__Aufgabenstellung__
Was steht im Text über Unfälle mit E-Rollern zu diesen Fragen?
(a) Wie viele Personen wurden vergangenes Jahr verletzt?
(b) Gibt es auf E-Rollern eine Helmpflicht?
(c) Welche Promillegrenzen gelten für E-Roller-Fahrer?

__Quelltext__

Verkehrskontrollen wirken
Weniger Unfälle, anhaltende Problemfelder. Die Unfallstatistik zeigt ein klares Bild, meint der Autor.
Der gar nicht mehr so neue Trend der Elektroroller in größeren Städten offenbart weitere negative Begleiterscheinungen. Auch wenn der Auswuchs wild geparkter E-Roller durch die Fluktuation konkurrierender Anbieter eingedämmt ist, meldet die Polizei immer mehr Unfälle. Ein Mensch kam vergangenes Jahr ums Leben, 123 Personen wurden verletzt.
Nutzungsverhalten der E-Rollerfahrer oft Schuld an Unfällen
Ein Grund ist laut Polizei das Nutzungsverhalten der Fahrer. Missachtung der Vorfahrt oder der roten Ampeln, Fahren auf dem Bürgersteig, zu zweit auf dem Roller, womöglich noch mit dem Mobiltelefon am Ohr oder alkoholisiert unterwegs. Was die Verletzungsgefahr bei einem Unfall erhöht: Auf E-Rollern gibt es keine Helmpflicht. Nebenbei, für E-Roller-Fahrer gelten – anders als auf dem E-Bike – dieselben Promillegrenzen wie für Autofahrer.

__Die Daten__
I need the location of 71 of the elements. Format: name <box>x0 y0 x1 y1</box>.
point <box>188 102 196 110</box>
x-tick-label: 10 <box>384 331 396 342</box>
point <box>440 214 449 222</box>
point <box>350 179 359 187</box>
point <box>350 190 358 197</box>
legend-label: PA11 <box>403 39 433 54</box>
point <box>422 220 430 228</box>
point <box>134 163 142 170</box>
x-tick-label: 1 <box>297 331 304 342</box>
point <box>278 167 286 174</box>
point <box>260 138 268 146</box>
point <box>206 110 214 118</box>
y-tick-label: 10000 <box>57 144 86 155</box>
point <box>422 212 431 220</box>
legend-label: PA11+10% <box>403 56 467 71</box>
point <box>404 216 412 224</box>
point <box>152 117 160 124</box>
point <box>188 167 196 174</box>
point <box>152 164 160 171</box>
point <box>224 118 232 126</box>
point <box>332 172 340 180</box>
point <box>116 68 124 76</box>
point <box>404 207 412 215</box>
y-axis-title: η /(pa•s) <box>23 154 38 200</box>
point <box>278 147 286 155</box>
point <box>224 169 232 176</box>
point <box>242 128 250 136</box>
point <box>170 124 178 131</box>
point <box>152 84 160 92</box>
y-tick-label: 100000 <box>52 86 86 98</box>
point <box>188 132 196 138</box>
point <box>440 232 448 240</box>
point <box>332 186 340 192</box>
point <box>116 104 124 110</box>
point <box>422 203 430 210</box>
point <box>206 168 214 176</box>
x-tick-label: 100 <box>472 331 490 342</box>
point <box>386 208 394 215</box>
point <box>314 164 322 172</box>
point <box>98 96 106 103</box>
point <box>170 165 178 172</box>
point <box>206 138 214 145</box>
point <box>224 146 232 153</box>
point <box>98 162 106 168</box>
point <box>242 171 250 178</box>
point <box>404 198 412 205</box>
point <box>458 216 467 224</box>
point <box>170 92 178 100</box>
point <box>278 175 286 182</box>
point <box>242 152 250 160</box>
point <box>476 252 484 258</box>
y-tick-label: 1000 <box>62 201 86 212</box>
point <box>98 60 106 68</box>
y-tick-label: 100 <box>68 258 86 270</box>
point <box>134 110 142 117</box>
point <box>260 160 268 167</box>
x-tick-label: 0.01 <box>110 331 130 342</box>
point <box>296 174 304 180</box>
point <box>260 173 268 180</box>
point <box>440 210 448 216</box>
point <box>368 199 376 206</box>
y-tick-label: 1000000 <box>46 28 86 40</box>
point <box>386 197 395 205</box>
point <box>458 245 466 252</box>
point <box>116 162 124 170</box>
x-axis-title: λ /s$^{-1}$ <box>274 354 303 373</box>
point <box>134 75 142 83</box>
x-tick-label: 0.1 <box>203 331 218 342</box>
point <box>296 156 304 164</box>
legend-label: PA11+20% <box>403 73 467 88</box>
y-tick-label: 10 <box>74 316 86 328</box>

__Schriftliche Antwort__
(a) 123 Personen.
(b) Nein, auf E-Rollern gibt es keine Helmpflicht.
(c) Dieselben Promillegrenzen wie für Autofahrer.